WRITTEN PROBLEM:
Can you output the material exactly as written, minus any pictures it holds?

Collection entries

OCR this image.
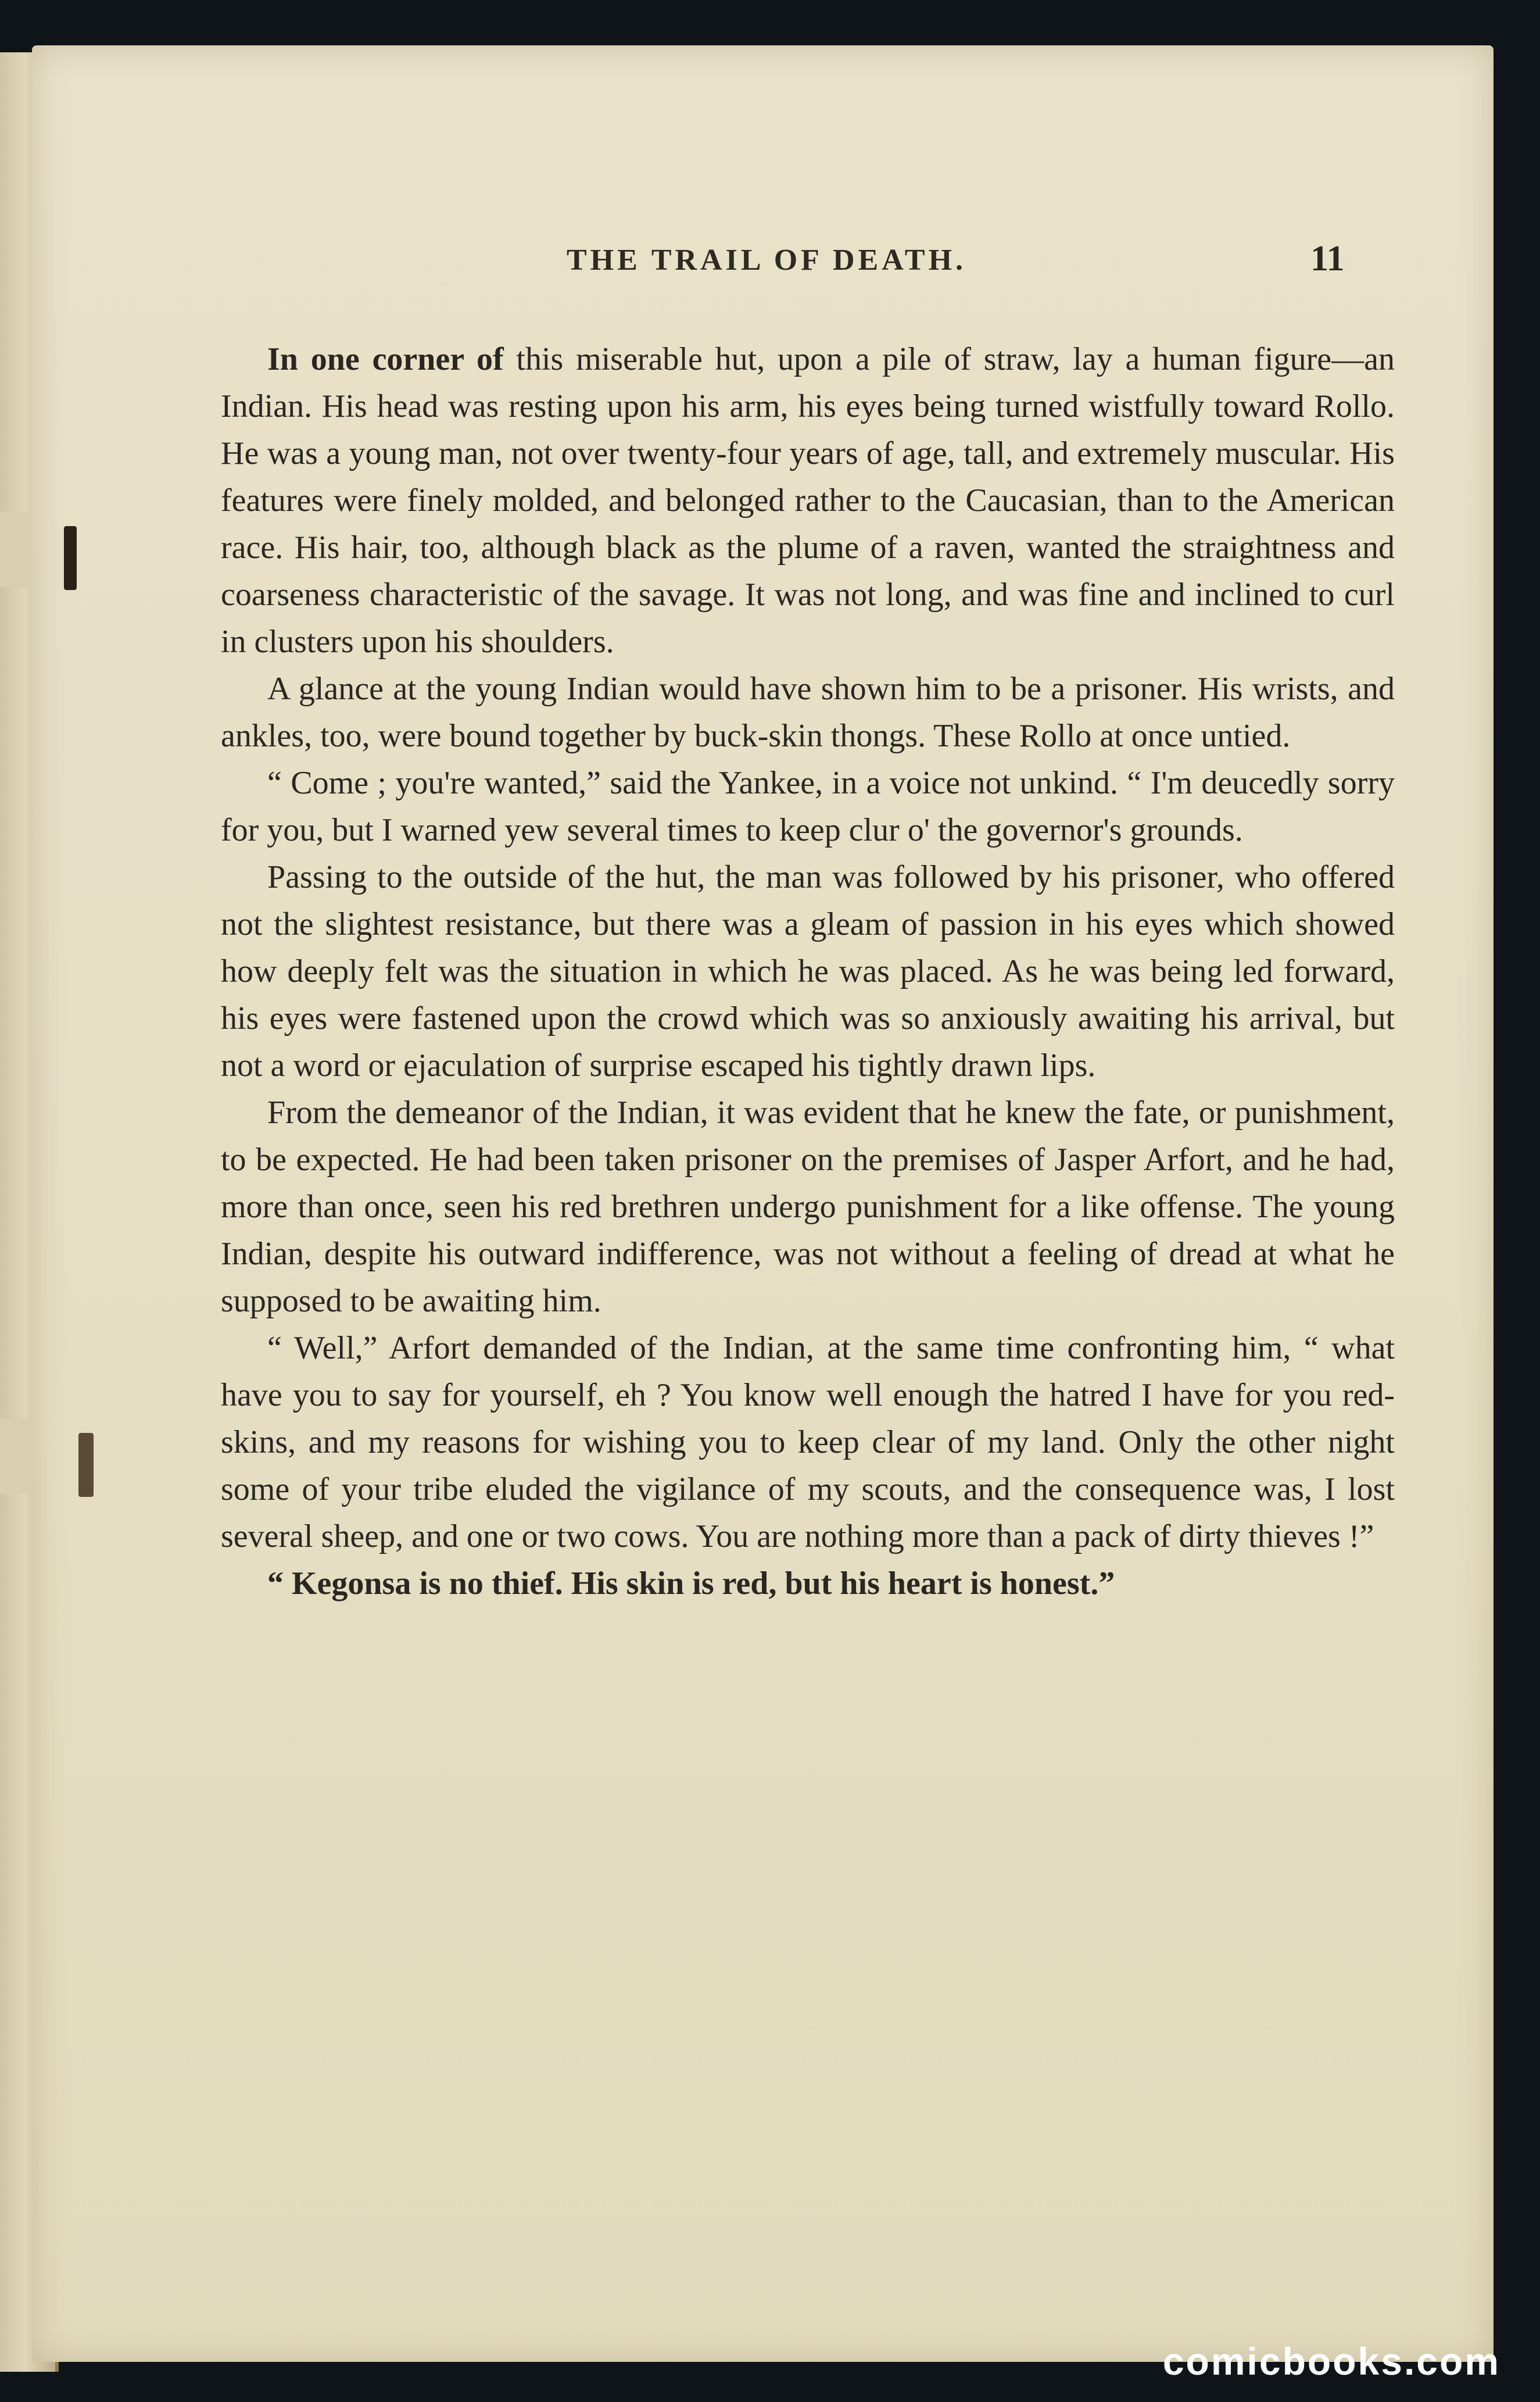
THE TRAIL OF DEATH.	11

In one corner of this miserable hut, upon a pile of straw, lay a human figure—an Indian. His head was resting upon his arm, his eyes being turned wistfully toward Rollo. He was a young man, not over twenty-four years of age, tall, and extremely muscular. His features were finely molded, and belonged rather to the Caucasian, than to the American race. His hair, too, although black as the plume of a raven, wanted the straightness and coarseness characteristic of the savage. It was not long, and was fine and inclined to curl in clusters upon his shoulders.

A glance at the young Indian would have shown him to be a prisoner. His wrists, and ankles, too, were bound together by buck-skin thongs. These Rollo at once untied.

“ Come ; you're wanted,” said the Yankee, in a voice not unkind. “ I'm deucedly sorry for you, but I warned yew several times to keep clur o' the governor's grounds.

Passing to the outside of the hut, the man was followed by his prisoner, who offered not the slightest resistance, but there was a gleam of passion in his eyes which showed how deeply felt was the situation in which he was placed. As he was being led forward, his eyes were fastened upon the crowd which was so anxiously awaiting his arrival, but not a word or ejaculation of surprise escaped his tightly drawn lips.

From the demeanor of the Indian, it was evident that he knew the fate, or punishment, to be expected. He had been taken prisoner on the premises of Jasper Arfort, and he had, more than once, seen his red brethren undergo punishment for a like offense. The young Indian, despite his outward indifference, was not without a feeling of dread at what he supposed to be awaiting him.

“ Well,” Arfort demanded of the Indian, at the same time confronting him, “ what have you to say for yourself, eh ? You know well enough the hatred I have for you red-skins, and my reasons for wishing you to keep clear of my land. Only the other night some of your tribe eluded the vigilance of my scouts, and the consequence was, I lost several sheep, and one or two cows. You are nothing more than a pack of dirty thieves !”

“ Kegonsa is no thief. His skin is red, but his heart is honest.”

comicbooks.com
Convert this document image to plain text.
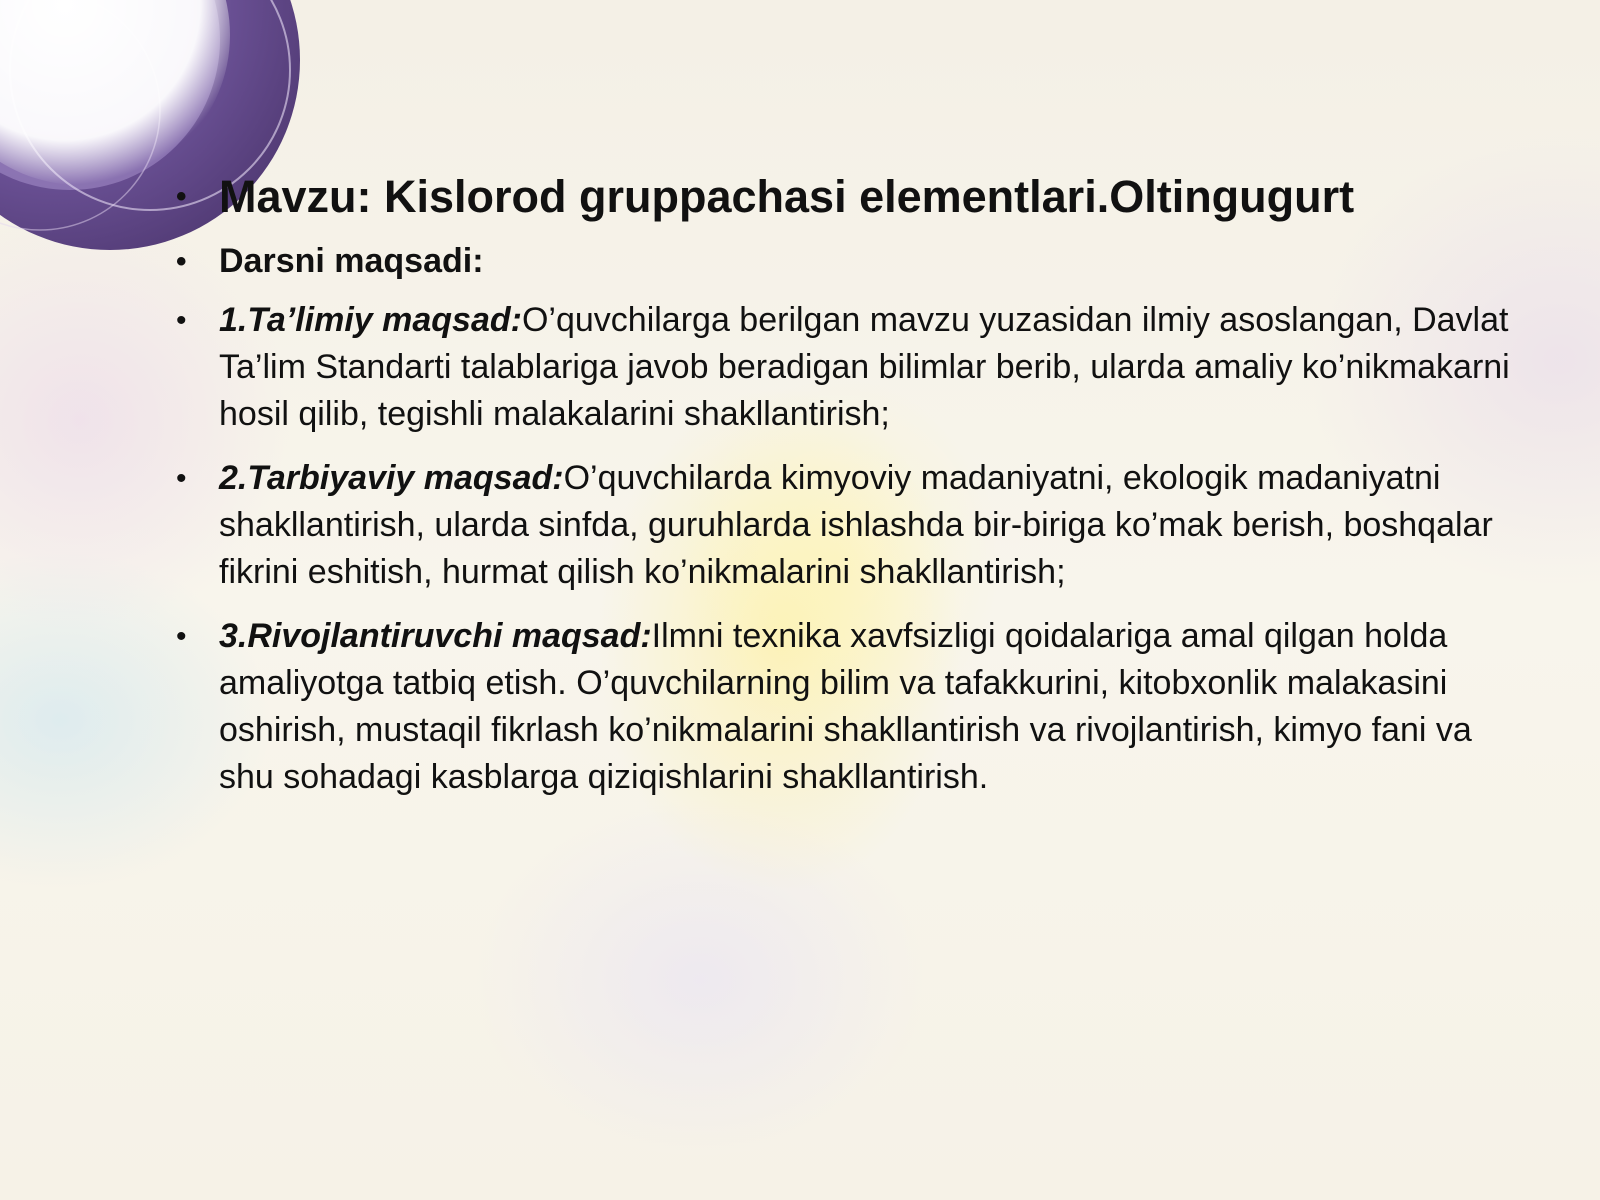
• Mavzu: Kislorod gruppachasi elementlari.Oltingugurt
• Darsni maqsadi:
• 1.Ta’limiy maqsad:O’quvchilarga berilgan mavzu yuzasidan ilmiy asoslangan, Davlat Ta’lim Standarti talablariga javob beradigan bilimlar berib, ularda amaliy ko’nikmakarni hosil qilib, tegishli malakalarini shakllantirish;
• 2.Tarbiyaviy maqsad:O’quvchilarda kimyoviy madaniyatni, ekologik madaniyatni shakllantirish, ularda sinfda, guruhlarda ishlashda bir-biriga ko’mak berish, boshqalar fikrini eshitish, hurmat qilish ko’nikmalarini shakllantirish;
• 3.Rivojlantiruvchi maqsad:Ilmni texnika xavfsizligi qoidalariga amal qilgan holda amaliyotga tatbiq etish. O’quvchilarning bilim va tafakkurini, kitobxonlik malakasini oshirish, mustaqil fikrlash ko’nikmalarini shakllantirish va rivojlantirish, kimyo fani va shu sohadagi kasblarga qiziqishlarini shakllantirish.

EXERCISE SOLUTION:
OCR this image.
THE TRAIL OF DEATH.	11

In one corner of this miserable hut, upon a pile of straw, lay a human figure—an Indian. His head was resting upon his arm, his eyes being turned wistfully toward Rollo. He was a young man, not over twenty-four years of age, tall, and extremely muscular. His features were finely molded, and belonged rather to the Caucasian, than to the American race. His hair, too, although black as the plume of a raven, wanted the straightness and coarseness characteristic of the savage. It was not long, and was fine and inclined to curl in clusters upon his shoulders.

A glance at the young Indian would have shown him to be a prisoner. His wrists, and ankles, too, were bound together by buck-skin thongs. These Rollo at once untied.

“ Come ; you're wanted,” said the Yankee, in a voice not unkind. “ I'm deucedly sorry for you, but I warned yew several times to keep clur o' the governor's grounds.

Passing to the outside of the hut, the man was followed by his prisoner, who offered not the slightest resistance, but there was a gleam of passion in his eyes which showed how deeply felt was the situation in which he was placed. As he was being led forward, his eyes were fastened upon the crowd which was so anxiously awaiting his arrival, but not a word or ejaculation of surprise escaped his tightly drawn lips.

From the demeanor of the Indian, it was evident that he knew the fate, or punishment, to be expected. He had been taken prisoner on the premises of Jasper Arfort, and he had, more than once, seen his red brethren undergo punishment for a like offense. The young Indian, despite his outward indifference, was not without a feeling of dread at what he supposed to be awaiting him.

“ Well,” Arfort demanded of the Indian, at the same time confronting him, “ what have you to say for yourself, eh ? You know well enough the hatred I have for you red-skins, and my reasons for wishing you to keep clear of my land. Only the other night some of your tribe eluded the vigilance of my scouts, and the consequence was, I lost several sheep, and one or two cows. You are nothing more than a pack of dirty thieves !”

“ Kegonsa is no thief. His skin is red, but his heart is honest.”

comicbooks.com
Convert this document image to plain text.
• Mavzu: Kislorod gruppachasi elementlari.Oltingugurt
• Darsni maqsadi:
• 1.Ta’limiy maqsad:O’quvchilarga berilgan mavzu yuzasidan ilmiy asoslangan, Davlat Ta’lim Standarti talablariga javob beradigan bilimlar berib, ularda amaliy ko’nikmakarni hosil qilib, tegishli malakalarini shakllantirish;
• 2.Tarbiyaviy maqsad:O’quvchilarda kimyoviy madaniyatni, ekologik madaniyatni shakllantirish, ularda sinfda, guruhlarda ishlashda bir-biriga ko’mak berish, boshqalar fikrini eshitish, hurmat qilish ko’nikmalarini shakllantirish;
• 3.Rivojlantiruvchi maqsad:Ilmni texnika xavfsizligi qoidalariga amal qilgan holda amaliyotga tatbiq etish. O’quvchilarning bilim va tafakkurini, kitobxonlik malakasini oshirish, mustaqil fikrlash ko’nikmalarini shakllantirish va rivojlantirish, kimyo fani va shu sohadagi kasblarga qiziqishlarini shakllantirish.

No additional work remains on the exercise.